**DATA ENTRIES**
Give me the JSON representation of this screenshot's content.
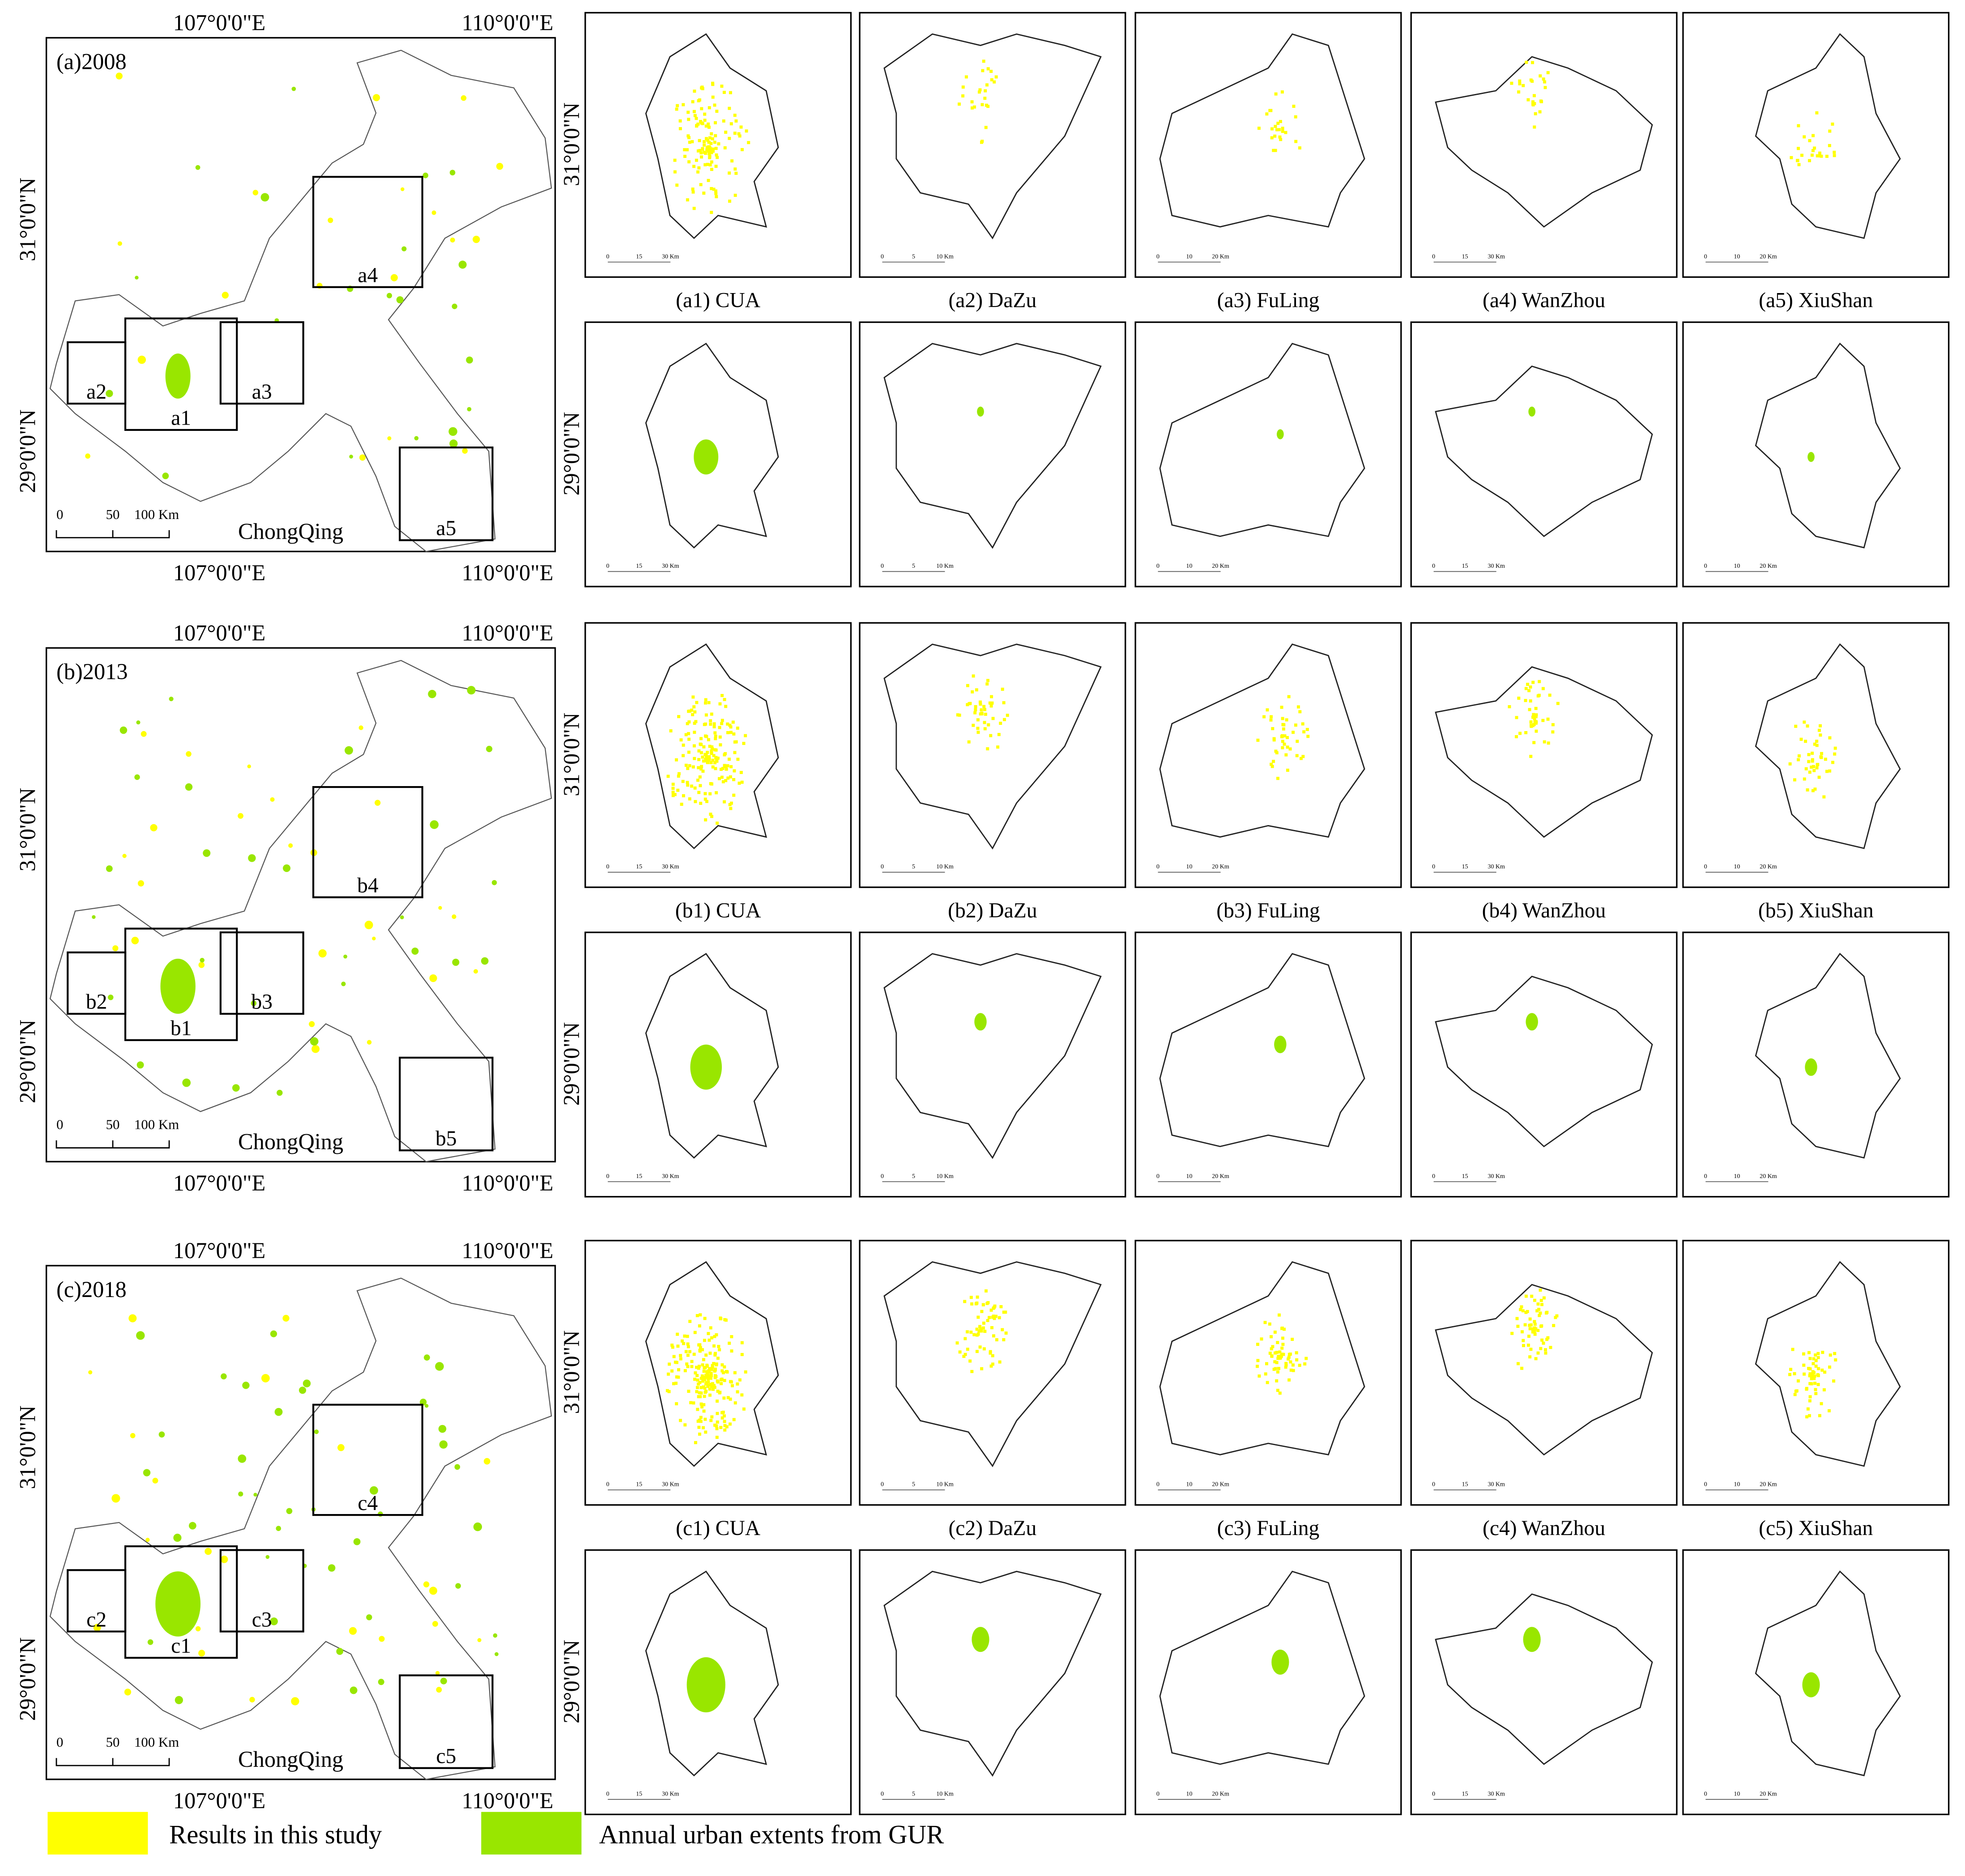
{
  "rows": [
    {
      "title": "(a)2008",
      "boxes": [
        "a1",
        "a2",
        "a3",
        "a4",
        "a5"
      ],
      "captions": [
        "(a1) CUA",
        "(a2) DaZu",
        "(a3) FuLing",
        "(a4) WanZhou",
        "(a5) XiuShan"
      ]
    },
    {
      "title": "(b)2013",
      "boxes": [
        "b1",
        "b2",
        "b3",
        "b4",
        "b5"
      ],
      "captions": [
        "(b1) CUA",
        "(b2) DaZu",
        "(b3) FuLing",
        "(b4) WanZhou",
        "(b5) XiuShan"
      ]
    },
    {
      "title": "(c)2018",
      "boxes": [
        "c1",
        "c2",
        "c3",
        "c4",
        "c5"
      ],
      "captions": [
        "(c1) CUA",
        "(c2) DaZu",
        "(c3) FuLing",
        "(c4) WanZhou",
        "(c5) XiuShan"
      ]
    }
  ],
  "map_labels": {
    "lon_left": "107°0'0\"E",
    "lon_right": "110°0'0\"E",
    "lat_top": "31°0'0\"N",
    "lat_bottom": "29°0'0\"N",
    "scale": [
      "0",
      "50",
      "100 Km"
    ],
    "region": "ChongQing"
  },
  "inset_scales": [
    [
      "0",
      "15",
      "30 Km"
    ],
    [
      "0",
      "5",
      "10 Km"
    ],
    [
      "0",
      "10",
      "20 Km"
    ],
    [
      "0",
      "15",
      "30 Km"
    ],
    [
      "0",
      "10",
      "20 Km"
    ]
  ],
  "legend": [
    {
      "label": "Results in this study",
      "color": "#ffff00"
    },
    {
      "label": "Annual urban extents from GUR",
      "color": "#99e600"
    }
  ]
}
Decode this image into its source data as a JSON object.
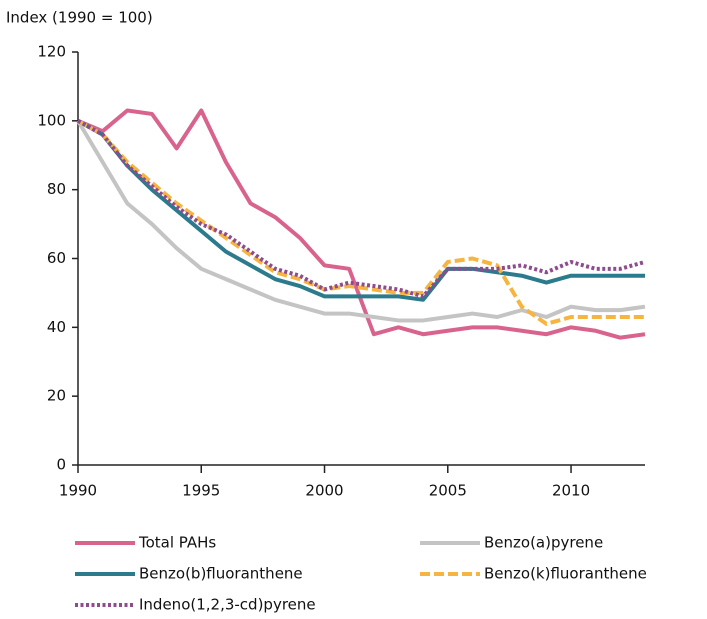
{
  "chart_data": {
    "type": "line",
    "y_axis_label": "Index (1990 = 100)",
    "x": [
      1990,
      1991,
      1992,
      1993,
      1994,
      1995,
      1996,
      1997,
      1998,
      1999,
      2000,
      2001,
      2002,
      2003,
      2004,
      2005,
      2006,
      2007,
      2008,
      2009,
      2010,
      2011,
      2012,
      2013
    ],
    "series": [
      {
        "name": "Total PAHs",
        "color": "#d8648e",
        "style": "solid",
        "values": [
          100,
          97,
          103,
          102,
          92,
          103,
          88,
          76,
          72,
          66,
          58,
          57,
          38,
          40,
          38,
          39,
          40,
          40,
          39,
          38,
          40,
          39,
          37,
          38
        ]
      },
      {
        "name": "Benzo(a)pyrene",
        "color": "#c4c4c4",
        "style": "solid",
        "values": [
          100,
          88,
          76,
          70,
          63,
          57,
          54,
          51,
          48,
          46,
          44,
          44,
          43,
          42,
          42,
          43,
          44,
          43,
          45,
          43,
          46,
          45,
          45,
          46
        ]
      },
      {
        "name": "Benzo(b)fluoranthene",
        "color": "#2b7b8c",
        "style": "solid",
        "values": [
          100,
          96,
          87,
          80,
          74,
          68,
          62,
          58,
          54,
          52,
          49,
          49,
          49,
          49,
          48,
          57,
          57,
          56,
          55,
          53,
          55,
          55,
          55,
          55
        ]
      },
      {
        "name": "Benzo(k)fluoranthene",
        "color": "#f6b440",
        "style": "dashed",
        "values": [
          100,
          96,
          88,
          82,
          76,
          71,
          66,
          61,
          56,
          54,
          51,
          52,
          51,
          50,
          50,
          59,
          60,
          58,
          46,
          41,
          43,
          43,
          43,
          43
        ]
      },
      {
        "name": "Indeno(1,2,3-cd)pyrene",
        "color": "#8e4b8e",
        "style": "dotted",
        "values": [
          100,
          96,
          87,
          81,
          75,
          70,
          67,
          62,
          57,
          55,
          51,
          53,
          52,
          51,
          49,
          57,
          57,
          57,
          58,
          56,
          59,
          57,
          57,
          59
        ]
      }
    ],
    "xlim": [
      1990,
      2013
    ],
    "xticks": [
      1990,
      1995,
      2000,
      2005,
      2010
    ],
    "ylim": [
      0,
      120
    ],
    "yticks": [
      0,
      20,
      40,
      60,
      80,
      100,
      120
    ],
    "grid": false
  }
}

**REQUIRED WORK**
Repeat each record exactly as shown above, dropping all images.

**OUTPUT**
Give me the JSON representation of this screenshot's content.
{
  "rows": [
    {
      "title": "(a)2008",
      "boxes": [
        "a1",
        "a2",
        "a3",
        "a4",
        "a5"
      ],
      "captions": [
        "(a1) CUA",
        "(a2) DaZu",
        "(a3) FuLing",
        "(a4) WanZhou",
        "(a5) XiuShan"
      ]
    },
    {
      "title": "(b)2013",
      "boxes": [
        "b1",
        "b2",
        "b3",
        "b4",
        "b5"
      ],
      "captions": [
        "(b1) CUA",
        "(b2) DaZu",
        "(b3) FuLing",
        "(b4) WanZhou",
        "(b5) XiuShan"
      ]
    },
    {
      "title": "(c)2018",
      "boxes": [
        "c1",
        "c2",
        "c3",
        "c4",
        "c5"
      ],
      "captions": [
        "(c1) CUA",
        "(c2) DaZu",
        "(c3) FuLing",
        "(c4) WanZhou",
        "(c5) XiuShan"
      ]
    }
  ],
  "map_labels": {
    "lon_left": "107°0'0\"E",
    "lon_right": "110°0'0\"E",
    "lat_top": "31°0'0\"N",
    "lat_bottom": "29°0'0\"N",
    "scale": [
      "0",
      "50",
      "100 Km"
    ],
    "region": "ChongQing"
  },
  "inset_scales": [
    [
      "0",
      "15",
      "30 Km"
    ],
    [
      "0",
      "5",
      "10 Km"
    ],
    [
      "0",
      "10",
      "20 Km"
    ],
    [
      "0",
      "15",
      "30 Km"
    ],
    [
      "0",
      "10",
      "20 Km"
    ]
  ],
  "legend": [
    {
      "label": "Results in this study",
      "color": "#ffff00"
    },
    {
      "label": "Annual urban extents from GUR",
      "color": "#99e600"
    }
  ]
}
Decode this image into its source data as a JSON object.
{
  "chart_data": {
    "type": "line",
    "y_axis_label": "Index (1990 = 100)",
    "x": [
      1990,
      1991,
      1992,
      1993,
      1994,
      1995,
      1996,
      1997,
      1998,
      1999,
      2000,
      2001,
      2002,
      2003,
      2004,
      2005,
      2006,
      2007,
      2008,
      2009,
      2010,
      2011,
      2012,
      2013
    ],
    "series": [
      {
        "name": "Total PAHs",
        "color": "#d8648e",
        "style": "solid",
        "values": [
          100,
          97,
          103,
          102,
          92,
          103,
          88,
          76,
          72,
          66,
          58,
          57,
          38,
          40,
          38,
          39,
          40,
          40,
          39,
          38,
          40,
          39,
          37,
          38
        ]
      },
      {
        "name": "Benzo(a)pyrene",
        "color": "#c4c4c4",
        "style": "solid",
        "values": [
          100,
          88,
          76,
          70,
          63,
          57,
          54,
          51,
          48,
          46,
          44,
          44,
          43,
          42,
          42,
          43,
          44,
          43,
          45,
          43,
          46,
          45,
          45,
          46
        ]
      },
      {
        "name": "Benzo(b)fluoranthene",
        "color": "#2b7b8c",
        "style": "solid",
        "values": [
          100,
          96,
          87,
          80,
          74,
          68,
          62,
          58,
          54,
          52,
          49,
          49,
          49,
          49,
          48,
          57,
          57,
          56,
          55,
          53,
          55,
          55,
          55,
          55
        ]
      },
      {
        "name": "Benzo(k)fluoranthene",
        "color": "#f6b440",
        "style": "dashed",
        "values": [
          100,
          96,
          88,
          82,
          76,
          71,
          66,
          61,
          56,
          54,
          51,
          52,
          51,
          50,
          50,
          59,
          60,
          58,
          46,
          41,
          43,
          43,
          43,
          43
        ]
      },
      {
        "name": "Indeno(1,2,3-cd)pyrene",
        "color": "#8e4b8e",
        "style": "dotted",
        "values": [
          100,
          96,
          87,
          81,
          75,
          70,
          67,
          62,
          57,
          55,
          51,
          53,
          52,
          51,
          49,
          57,
          57,
          57,
          58,
          56,
          59,
          57,
          57,
          59
        ]
      }
    ],
    "xlim": [
      1990,
      2013
    ],
    "xticks": [
      1990,
      1995,
      2000,
      2005,
      2010
    ],
    "ylim": [
      0,
      120
    ],
    "yticks": [
      0,
      20,
      40,
      60,
      80,
      100,
      120
    ],
    "grid": false
  }
}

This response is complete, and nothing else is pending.